* Stated exercise *
Reproduce every record below exactly as written, but leave out any pictures.

* Exercise inputs *
- - -

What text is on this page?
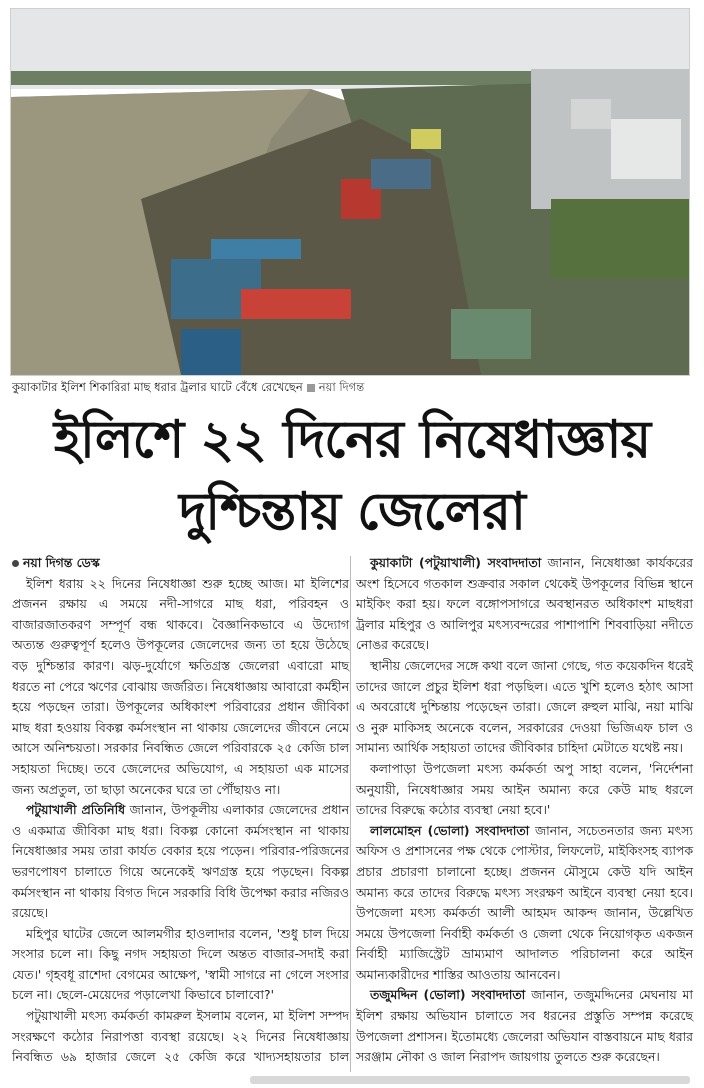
কুয়াকাটার ইলিশ শিকারিরা মাছ ধরার ট্রলার ঘাটে বেঁধে রেখেছেন নয়া দিগন্ত
ইলিশে ২২ দিনের নিষেধাজ্ঞায়
দুশ্চিন্তায় জেলেরা

নয়া দিগন্ত ডেস্ক

ইলিশ ধরায় ২২ দিনের নিষেধাজ্ঞা শুরু হচ্ছে আজ। মা ইলিশের প্রজনন রক্ষায় এ সময়ে নদী-সাগরে মাছ ধরা, পরিবহন ও বাজারজাতকরণ সম্পূর্ণ বন্ধ থাকবে। বৈজ্ঞানিকভাবে এ উদ্যোগ অত্যন্ত গুরুত্বপূর্ণ হলেও উপকূলের জেলেদের জন্য তা হয়ে উঠেছে বড় দুশ্চিন্তার কারণ। ঝড়-দুর্যোগে ক্ষতিগ্রস্ত জেলেরা এবারো মাছ ধরতে না পেরে ঋণের বোঝায় জর্জরিত। নিষেধাজ্ঞায় আবারো কর্মহীন হয়ে পড়ছেন তারা। উপকূলের অধিকাংশ পরিবারের প্রধান জীবিকা মাছ ধরা হওয়ায় বিকল্প কর্মসংস্থান না থাকায় জেলেদের জীবনে নেমে আসে অনিশ্চয়তা। সরকার নিবন্ধিত জেলে পরিবারকে ২৫ কেজি চাল সহায়তা দিচ্ছে। তবে জেলেদের অভিযোগ, এ সহায়তা এক মাসের জন্য অপ্রতুল, তা ছাড়া অনেকের ঘরে তা পৌঁছায়ও না।

পটুয়াখালী প্রতিনিধি জানান, উপকূলীয় এলাকার জেলেদের প্রধান ও একমাত্র জীবিকা মাছ ধরা। বিকল্প কোনো কর্মসংস্থান না থাকায় নিষেধাজ্ঞার সময় তারা কার্যত বেকার হয়ে পড়েন। পরিবার-পরিজনের ভরণপোষণ চালাতে গিয়ে অনেকেই ঋণগ্রস্ত হয়ে পড়ছেন। বিকল্প কর্মসংস্থান না থাকায় বিগত দিনে সরকারি বিধি উপেক্ষা করার নজিরও রয়েছে।

মহিপুর ঘাটের জেলে আলমগীর হাওলাদার বলেন, 'শুধু চাল দিয়ে সংসার চলে না। কিছু নগদ সহায়তা দিলে অন্তত বাজার-সদাই করা যেত।' গৃহবধূ রাশেদা বেগমের আক্ষেপ, 'স্বামী সাগরে না গেলে সংসার চলে না। ছেলে-মেয়েদের পড়ালেখা কিভাবে চালাবো?'

পটুয়াখালী মৎস্য কর্মকর্তা কামরুল ইসলাম বলেন, মা ইলিশ সম্পদ সংরক্ষণে কঠোর নিরাপত্তা ব্যবস্থা রয়েছে। ২২ দিনের নিষেধাজ্ঞায় নিবন্ধিত ৬৯ হাজার জেলে ২৫ কেজি করে খাদ্যসহায়তার চাল

কুয়াকাটা (পটুয়াখালী) সংবাদদাতা জানান, নিষেধাজ্ঞা কার্যকরের অংশ হিসেবে গতকাল শুক্রবার সকাল থেকেই উপকূলের বিভিন্ন স্থানে মাইকিং করা হয়। ফলে বঙ্গোপসাগরে অবস্থানরত অধিকাংশ মাছধরা ট্রলার মহিপুর ও আলিপুর মৎস্যবন্দরের পাশাপাশি শিববাড়িয়া নদীতে নোঙর করেছে।

স্থানীয় জেলেদের সঙ্গে কথা বলে জানা গেছে, গত কয়েকদিন ধরেই তাদের জালে প্রচুর ইলিশ ধরা পড়ছিল। এতে খুশি হলেও হঠাৎ আসা এ অবরোধে দুশ্চিন্তায় পড়েছেন তারা। জেলে রুহুল মাঝি, নয়া মাঝি ও নুরু মাকিসহ অনেকে বলেন, সরকারের দেওয়া ভিজিএফ চাল ও সামান্য আর্থিক সহায়তা তাদের জীবিকার চাহিদা মেটাতে যথেষ্ট নয়।

কলাপাড়া উপজেলা মৎস্য কর্মকর্তা অপু সাহা বলেন, 'নির্দেশনা অনুযায়ী, নিষেধাজ্ঞার সময় আইন অমান্য করে কেউ মাছ ধরলে তাদের বিরুদ্ধে কঠোর ব্যবস্থা নেয়া হবে।'

লালমোহন (ভোলা) সংবাদদাতা জানান, সচেতনতার জন্য মৎস্য অফিস ও প্রশাসনের পক্ষ থেকে পোস্টার, লিফলেট, মাইকিংসহ ব্যাপক প্রচার প্রচারণা চালানো হচ্ছে। প্রজনন মৌসুমে কেউ যদি আইন অমান্য করে তাদের বিরুদ্ধে মৎস্য সংরক্ষণ আইনে ব্যবস্থা নেয়া হবে। উপজেলা মৎস্য কর্মকর্তা আলী আহমদ আকন্দ জানান, উল্লেখিত সময়ে উপজেলা নির্বাহী কর্মকর্তা ও জেলা থেকে নিয়োগকৃত একজন নির্বাহী ম্যাজিস্ট্রেট ভ্রাম্যমাণ আদালত পরিচালনা করে আইন অমান্যকারীদের শাস্তির আওতায় আনবেন।

তজুমদ্দিন (ভোলা) সংবাদদাতা জানান, তজুমদ্দিনের মেঘনায় মা ইলিশ রক্ষায় অভিযান চালাতে সব ধরনের প্রস্তুতি সম্পন্ন করেছে উপজেলা প্রশাসন। ইতোমধ্যে জেলেরা অভিযান বাস্তবায়নে মাছ ধরার সরঞ্জাম নৌকা ও জাল নিরাপদ জায়গায় তুলতে শুরু করেছেন।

- - -

* Exercise output *
What text is on this page?
কুয়াকাটার ইলিশ শিকারিরা মাছ ধরার ট্রলার ঘাটে বেঁধে রেখেছেন নয়া দিগন্ত
ইলিশে ২২ দিনের নিষেধাজ্ঞায়
দুশ্চিন্তায় জেলেরা

নয়া দিগন্ত ডেস্ক

ইলিশ ধরায় ২২ দিনের নিষেধাজ্ঞা শুরু হচ্ছে আজ। মা ইলিশের প্রজনন রক্ষায় এ সময়ে নদী-সাগরে মাছ ধরা, পরিবহন ও বাজারজাতকরণ সম্পূর্ণ বন্ধ থাকবে। বৈজ্ঞানিকভাবে এ উদ্যোগ অত্যন্ত গুরুত্বপূর্ণ হলেও উপকূলের জেলেদের জন্য তা হয়ে উঠেছে বড় দুশ্চিন্তার কারণ। ঝড়-দুর্যোগে ক্ষতিগ্রস্ত জেলেরা এবারো মাছ ধরতে না পেরে ঋণের বোঝায় জর্জরিত। নিষেধাজ্ঞায় আবারো কর্মহীন হয়ে পড়ছেন তারা। উপকূলের অধিকাংশ পরিবারের প্রধান জীবিকা মাছ ধরা হওয়ায় বিকল্প কর্মসংস্থান না থাকায় জেলেদের জীবনে নেমে আসে অনিশ্চয়তা। সরকার নিবন্ধিত জেলে পরিবারকে ২৫ কেজি চাল সহায়তা দিচ্ছে। তবে জেলেদের অভিযোগ, এ সহায়তা এক মাসের জন্য অপ্রতুল, তা ছাড়া অনেকের ঘরে তা পৌঁছায়ও না।

পটুয়াখালী প্রতিনিধি জানান, উপকূলীয় এলাকার জেলেদের প্রধান ও একমাত্র জীবিকা মাছ ধরা। বিকল্প কোনো কর্মসংস্থান না থাকায় নিষেধাজ্ঞার সময় তারা কার্যত বেকার হয়ে পড়েন। পরিবার-পরিজনের ভরণপোষণ চালাতে গিয়ে অনেকেই ঋণগ্রস্ত হয়ে পড়ছেন। বিকল্প কর্মসংস্থান না থাকায় বিগত দিনে সরকারি বিধি উপেক্ষা করার নজিরও রয়েছে।

মহিপুর ঘাটের জেলে আলমগীর হাওলাদার বলেন, 'শুধু চাল দিয়ে সংসার চলে না। কিছু নগদ সহায়তা দিলে অন্তত বাজার-সদাই করা যেত।' গৃহবধূ রাশেদা বেগমের আক্ষেপ, 'স্বামী সাগরে না গেলে সংসার চলে না। ছেলে-মেয়েদের পড়ালেখা কিভাবে চালাবো?'

পটুয়াখালী মৎস্য কর্মকর্তা কামরুল ইসলাম বলেন, মা ইলিশ সম্পদ সংরক্ষণে কঠোর নিরাপত্তা ব্যবস্থা রয়েছে। ২২ দিনের নিষেধাজ্ঞায় নিবন্ধিত ৬৯ হাজার জেলে ২৫ কেজি করে খাদ্যসহায়তার চাল

কুয়াকাটা (পটুয়াখালী) সংবাদদাতা জানান, নিষেধাজ্ঞা কার্যকরের অংশ হিসেবে গতকাল শুক্রবার সকাল থেকেই উপকূলের বিভিন্ন স্থানে মাইকিং করা হয়। ফলে বঙ্গোপসাগরে অবস্থানরত অধিকাংশ মাছধরা ট্রলার মহিপুর ও আলিপুর মৎস্যবন্দরের পাশাপাশি শিববাড়িয়া নদীতে নোঙর করেছে।

স্থানীয় জেলেদের সঙ্গে কথা বলে জানা গেছে, গত কয়েকদিন ধরেই তাদের জালে প্রচুর ইলিশ ধরা পড়ছিল। এতে খুশি হলেও হঠাৎ আসা এ অবরোধে দুশ্চিন্তায় পড়েছেন তারা। জেলে রুহুল মাঝি, নয়া মাঝি ও নুরু মাকিসহ অনেকে বলেন, সরকারের দেওয়া ভিজিএফ চাল ও সামান্য আর্থিক সহায়তা তাদের জীবিকার চাহিদা মেটাতে যথেষ্ট নয়।

কলাপাড়া উপজেলা মৎস্য কর্মকর্তা অপু সাহা বলেন, 'নির্দেশনা অনুযায়ী, নিষেধাজ্ঞার সময় আইন অমান্য করে কেউ মাছ ধরলে তাদের বিরুদ্ধে কঠোর ব্যবস্থা নেয়া হবে।'

লালমোহন (ভোলা) সংবাদদাতা জানান, সচেতনতার জন্য মৎস্য অফিস ও প্রশাসনের পক্ষ থেকে পোস্টার, লিফলেট, মাইকিংসহ ব্যাপক প্রচার প্রচারণা চালানো হচ্ছে। প্রজনন মৌসুমে কেউ যদি আইন অমান্য করে তাদের বিরুদ্ধে মৎস্য সংরক্ষণ আইনে ব্যবস্থা নেয়া হবে। উপজেলা মৎস্য কর্মকর্তা আলী আহমদ আকন্দ জানান, উল্লেখিত সময়ে উপজেলা নির্বাহী কর্মকর্তা ও জেলা থেকে নিয়োগকৃত একজন নির্বাহী ম্যাজিস্ট্রেট ভ্রাম্যমাণ আদালত পরিচালনা করে আইন অমান্যকারীদের শাস্তির আওতায় আনবেন।

তজুমদ্দিন (ভোলা) সংবাদদাতা জানান, তজুমদ্দিনের মেঘনায় মা ইলিশ রক্ষায় অভিযান চালাতে সব ধরনের প্রস্তুতি সম্পন্ন করেছে উপজেলা প্রশাসন। ইতোমধ্যে জেলেরা অভিযান বাস্তবায়নে মাছ ধরার সরঞ্জাম নৌকা ও জাল নিরাপদ জায়গায় তুলতে শুরু করেছেন।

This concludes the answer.